> _Instruction_
Look through the listing below and work out how many of its lines hold the word "icon". Give only the number.
— start of Extracted records —
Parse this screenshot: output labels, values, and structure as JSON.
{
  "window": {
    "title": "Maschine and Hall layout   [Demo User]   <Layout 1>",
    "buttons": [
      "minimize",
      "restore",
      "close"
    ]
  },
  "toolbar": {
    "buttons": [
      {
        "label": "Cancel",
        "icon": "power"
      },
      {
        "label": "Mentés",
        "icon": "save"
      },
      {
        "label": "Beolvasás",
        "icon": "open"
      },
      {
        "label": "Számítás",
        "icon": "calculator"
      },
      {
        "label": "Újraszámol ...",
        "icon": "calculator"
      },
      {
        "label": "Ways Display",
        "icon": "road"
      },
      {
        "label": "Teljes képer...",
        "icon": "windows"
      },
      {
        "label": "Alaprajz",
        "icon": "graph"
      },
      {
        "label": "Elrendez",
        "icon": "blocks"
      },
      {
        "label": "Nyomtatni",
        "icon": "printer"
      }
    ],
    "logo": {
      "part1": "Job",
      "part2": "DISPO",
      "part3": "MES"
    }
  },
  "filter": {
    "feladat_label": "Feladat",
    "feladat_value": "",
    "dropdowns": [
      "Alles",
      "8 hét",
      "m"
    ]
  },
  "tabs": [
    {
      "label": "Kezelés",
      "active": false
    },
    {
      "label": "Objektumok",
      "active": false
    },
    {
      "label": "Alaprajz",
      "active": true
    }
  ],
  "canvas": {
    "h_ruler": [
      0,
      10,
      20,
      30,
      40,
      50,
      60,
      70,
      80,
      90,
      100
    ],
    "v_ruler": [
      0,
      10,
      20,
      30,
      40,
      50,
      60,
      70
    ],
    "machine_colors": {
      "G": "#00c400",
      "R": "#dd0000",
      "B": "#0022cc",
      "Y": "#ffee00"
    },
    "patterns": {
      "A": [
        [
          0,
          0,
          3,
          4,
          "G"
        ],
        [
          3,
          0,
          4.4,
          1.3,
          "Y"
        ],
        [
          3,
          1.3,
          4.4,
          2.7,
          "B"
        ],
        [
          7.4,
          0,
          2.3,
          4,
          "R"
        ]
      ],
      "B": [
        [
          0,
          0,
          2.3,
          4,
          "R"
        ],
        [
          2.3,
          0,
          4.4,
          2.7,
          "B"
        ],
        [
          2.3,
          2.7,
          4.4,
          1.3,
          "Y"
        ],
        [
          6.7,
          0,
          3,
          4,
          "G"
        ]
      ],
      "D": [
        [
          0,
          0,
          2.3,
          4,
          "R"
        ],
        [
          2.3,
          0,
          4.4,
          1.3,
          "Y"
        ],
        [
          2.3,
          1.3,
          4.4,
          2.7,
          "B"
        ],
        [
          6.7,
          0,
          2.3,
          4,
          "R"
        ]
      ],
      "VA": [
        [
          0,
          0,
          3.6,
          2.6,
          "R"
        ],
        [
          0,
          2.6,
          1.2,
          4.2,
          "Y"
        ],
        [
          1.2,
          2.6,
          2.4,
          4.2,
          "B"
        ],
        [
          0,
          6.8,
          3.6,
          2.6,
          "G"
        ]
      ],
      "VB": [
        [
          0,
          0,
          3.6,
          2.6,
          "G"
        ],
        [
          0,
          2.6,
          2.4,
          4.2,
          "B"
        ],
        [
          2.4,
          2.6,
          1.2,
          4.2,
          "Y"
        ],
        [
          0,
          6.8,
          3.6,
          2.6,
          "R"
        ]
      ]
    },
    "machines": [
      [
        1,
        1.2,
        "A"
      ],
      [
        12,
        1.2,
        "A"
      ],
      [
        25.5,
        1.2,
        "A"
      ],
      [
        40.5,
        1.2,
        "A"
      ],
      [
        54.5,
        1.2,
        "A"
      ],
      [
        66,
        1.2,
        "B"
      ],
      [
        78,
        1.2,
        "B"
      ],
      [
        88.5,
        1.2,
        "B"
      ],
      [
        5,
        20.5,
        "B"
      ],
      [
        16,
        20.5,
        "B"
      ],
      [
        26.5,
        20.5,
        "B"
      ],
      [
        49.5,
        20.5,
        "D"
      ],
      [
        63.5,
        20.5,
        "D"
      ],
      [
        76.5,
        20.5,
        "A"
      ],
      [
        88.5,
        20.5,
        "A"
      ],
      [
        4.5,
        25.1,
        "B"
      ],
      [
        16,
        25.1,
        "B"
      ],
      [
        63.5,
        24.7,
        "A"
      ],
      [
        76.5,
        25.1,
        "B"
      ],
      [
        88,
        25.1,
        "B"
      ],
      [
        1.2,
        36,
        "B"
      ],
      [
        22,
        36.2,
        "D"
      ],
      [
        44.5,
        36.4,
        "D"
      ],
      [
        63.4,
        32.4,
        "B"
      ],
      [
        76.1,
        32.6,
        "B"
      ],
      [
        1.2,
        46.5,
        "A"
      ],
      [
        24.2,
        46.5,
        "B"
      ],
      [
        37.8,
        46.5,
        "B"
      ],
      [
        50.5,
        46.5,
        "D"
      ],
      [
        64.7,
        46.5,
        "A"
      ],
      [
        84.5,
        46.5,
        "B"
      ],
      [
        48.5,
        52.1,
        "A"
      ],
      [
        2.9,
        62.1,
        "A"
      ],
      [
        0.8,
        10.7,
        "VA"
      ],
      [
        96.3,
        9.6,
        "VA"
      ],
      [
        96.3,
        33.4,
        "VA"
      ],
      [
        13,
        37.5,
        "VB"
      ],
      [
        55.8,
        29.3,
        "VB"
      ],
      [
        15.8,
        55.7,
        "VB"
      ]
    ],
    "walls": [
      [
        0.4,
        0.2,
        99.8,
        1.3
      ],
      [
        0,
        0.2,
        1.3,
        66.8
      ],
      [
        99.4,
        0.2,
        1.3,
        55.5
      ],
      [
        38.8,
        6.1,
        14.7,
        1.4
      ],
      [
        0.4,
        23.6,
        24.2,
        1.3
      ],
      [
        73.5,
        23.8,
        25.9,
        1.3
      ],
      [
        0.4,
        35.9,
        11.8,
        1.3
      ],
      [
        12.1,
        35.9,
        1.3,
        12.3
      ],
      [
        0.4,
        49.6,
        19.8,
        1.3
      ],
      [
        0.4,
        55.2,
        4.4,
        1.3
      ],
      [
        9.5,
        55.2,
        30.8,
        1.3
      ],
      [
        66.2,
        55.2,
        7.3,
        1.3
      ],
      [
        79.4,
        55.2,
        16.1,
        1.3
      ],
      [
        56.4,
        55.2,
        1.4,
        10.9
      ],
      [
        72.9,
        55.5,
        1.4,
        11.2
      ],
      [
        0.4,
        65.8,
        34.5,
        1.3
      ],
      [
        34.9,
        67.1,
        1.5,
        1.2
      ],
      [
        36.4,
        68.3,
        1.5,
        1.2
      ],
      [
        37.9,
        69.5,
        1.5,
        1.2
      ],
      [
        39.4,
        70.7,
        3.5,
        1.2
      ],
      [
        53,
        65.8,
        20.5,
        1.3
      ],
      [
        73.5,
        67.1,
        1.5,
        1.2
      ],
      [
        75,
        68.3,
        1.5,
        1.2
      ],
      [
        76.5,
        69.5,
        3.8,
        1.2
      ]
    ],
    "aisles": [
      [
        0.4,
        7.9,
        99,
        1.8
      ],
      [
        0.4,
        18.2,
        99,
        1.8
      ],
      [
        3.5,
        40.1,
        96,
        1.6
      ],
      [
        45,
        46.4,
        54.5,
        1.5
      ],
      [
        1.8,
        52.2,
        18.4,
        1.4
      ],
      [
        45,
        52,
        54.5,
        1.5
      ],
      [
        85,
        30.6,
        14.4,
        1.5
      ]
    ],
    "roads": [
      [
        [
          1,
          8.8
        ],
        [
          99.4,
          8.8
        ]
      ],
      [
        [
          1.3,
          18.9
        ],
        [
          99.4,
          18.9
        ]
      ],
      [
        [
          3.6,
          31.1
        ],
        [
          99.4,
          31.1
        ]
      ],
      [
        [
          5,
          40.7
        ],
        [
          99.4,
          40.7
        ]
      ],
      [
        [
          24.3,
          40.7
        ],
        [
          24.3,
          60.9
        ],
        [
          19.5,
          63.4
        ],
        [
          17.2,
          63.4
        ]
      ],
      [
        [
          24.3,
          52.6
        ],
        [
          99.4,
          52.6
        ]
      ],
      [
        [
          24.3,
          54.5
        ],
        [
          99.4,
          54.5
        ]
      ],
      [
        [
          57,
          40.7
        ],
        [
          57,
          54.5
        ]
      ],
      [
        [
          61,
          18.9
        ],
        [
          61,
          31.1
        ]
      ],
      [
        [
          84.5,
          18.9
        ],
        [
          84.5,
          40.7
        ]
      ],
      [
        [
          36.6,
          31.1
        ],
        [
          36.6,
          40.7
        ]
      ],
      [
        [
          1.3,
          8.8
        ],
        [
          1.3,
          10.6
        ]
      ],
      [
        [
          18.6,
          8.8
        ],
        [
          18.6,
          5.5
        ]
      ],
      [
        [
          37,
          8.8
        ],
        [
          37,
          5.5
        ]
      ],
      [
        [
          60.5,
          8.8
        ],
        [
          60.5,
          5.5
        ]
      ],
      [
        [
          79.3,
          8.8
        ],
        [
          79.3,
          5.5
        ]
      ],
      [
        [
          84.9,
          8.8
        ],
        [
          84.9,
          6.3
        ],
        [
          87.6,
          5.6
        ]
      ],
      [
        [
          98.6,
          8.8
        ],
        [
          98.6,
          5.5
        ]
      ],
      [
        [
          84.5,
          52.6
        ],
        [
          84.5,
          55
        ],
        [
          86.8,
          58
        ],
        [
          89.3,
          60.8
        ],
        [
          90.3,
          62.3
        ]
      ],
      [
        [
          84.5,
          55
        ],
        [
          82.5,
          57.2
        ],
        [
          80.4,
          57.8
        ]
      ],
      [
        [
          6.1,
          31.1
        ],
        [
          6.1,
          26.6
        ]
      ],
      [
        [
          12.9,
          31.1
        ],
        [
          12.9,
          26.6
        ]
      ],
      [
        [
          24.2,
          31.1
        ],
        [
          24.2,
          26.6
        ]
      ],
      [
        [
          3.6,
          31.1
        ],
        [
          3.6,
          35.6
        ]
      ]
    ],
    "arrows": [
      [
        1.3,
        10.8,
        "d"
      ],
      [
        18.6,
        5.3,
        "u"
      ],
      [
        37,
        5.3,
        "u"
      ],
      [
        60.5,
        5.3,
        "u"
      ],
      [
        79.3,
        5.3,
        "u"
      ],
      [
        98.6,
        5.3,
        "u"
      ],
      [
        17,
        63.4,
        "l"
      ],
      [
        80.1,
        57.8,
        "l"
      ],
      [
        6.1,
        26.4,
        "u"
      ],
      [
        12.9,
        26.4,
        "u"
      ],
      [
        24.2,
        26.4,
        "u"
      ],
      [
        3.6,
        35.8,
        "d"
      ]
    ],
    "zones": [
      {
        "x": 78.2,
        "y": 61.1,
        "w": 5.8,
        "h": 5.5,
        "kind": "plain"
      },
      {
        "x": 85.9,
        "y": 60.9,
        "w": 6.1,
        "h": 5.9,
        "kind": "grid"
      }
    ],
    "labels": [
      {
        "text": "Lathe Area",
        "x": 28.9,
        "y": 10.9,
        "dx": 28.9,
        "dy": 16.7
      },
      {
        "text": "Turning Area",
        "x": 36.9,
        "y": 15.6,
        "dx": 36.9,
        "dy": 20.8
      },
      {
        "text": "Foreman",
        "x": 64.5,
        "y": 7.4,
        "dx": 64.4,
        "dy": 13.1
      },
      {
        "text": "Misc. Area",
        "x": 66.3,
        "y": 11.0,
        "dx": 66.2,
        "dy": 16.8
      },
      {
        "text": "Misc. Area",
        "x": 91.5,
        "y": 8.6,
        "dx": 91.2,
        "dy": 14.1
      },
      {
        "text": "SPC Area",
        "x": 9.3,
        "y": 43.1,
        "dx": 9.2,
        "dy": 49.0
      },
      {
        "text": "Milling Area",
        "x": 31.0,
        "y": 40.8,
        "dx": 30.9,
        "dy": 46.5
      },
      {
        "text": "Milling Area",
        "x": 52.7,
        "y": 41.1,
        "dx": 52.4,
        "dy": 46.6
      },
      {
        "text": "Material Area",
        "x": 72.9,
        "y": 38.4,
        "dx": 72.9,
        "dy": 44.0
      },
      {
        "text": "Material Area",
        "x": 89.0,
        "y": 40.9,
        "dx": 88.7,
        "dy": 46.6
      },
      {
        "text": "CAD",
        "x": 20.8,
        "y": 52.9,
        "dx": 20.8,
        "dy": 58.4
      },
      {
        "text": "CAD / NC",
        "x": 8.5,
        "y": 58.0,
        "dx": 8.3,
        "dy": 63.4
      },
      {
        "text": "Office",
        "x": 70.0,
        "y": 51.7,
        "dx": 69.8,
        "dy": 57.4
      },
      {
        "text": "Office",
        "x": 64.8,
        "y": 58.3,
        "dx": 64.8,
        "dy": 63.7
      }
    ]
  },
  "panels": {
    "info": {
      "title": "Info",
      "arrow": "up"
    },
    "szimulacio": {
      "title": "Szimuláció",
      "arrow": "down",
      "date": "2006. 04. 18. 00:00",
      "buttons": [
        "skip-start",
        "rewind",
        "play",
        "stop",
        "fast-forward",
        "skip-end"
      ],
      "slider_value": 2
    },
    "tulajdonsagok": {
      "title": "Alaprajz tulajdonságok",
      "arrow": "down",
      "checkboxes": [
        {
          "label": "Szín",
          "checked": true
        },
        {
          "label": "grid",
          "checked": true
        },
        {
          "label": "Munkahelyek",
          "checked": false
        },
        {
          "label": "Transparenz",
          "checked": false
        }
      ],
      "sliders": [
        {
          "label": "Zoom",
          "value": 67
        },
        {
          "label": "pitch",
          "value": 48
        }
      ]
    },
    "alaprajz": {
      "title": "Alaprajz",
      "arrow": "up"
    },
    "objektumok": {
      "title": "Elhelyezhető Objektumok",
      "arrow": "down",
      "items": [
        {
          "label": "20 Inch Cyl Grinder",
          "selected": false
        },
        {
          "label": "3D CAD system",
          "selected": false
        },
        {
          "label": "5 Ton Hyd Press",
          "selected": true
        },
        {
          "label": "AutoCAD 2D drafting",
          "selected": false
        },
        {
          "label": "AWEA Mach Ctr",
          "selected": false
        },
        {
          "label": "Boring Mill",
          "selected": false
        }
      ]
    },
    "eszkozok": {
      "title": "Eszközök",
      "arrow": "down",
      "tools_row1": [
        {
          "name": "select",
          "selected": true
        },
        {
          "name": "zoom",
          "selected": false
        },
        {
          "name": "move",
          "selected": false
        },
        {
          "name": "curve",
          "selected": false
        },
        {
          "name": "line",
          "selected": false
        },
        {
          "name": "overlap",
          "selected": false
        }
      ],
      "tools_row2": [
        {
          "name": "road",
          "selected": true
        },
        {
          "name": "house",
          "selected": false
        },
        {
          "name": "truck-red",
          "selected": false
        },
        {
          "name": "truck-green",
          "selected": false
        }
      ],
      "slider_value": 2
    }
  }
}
— end of Extracted records —
> _Exercise result_
10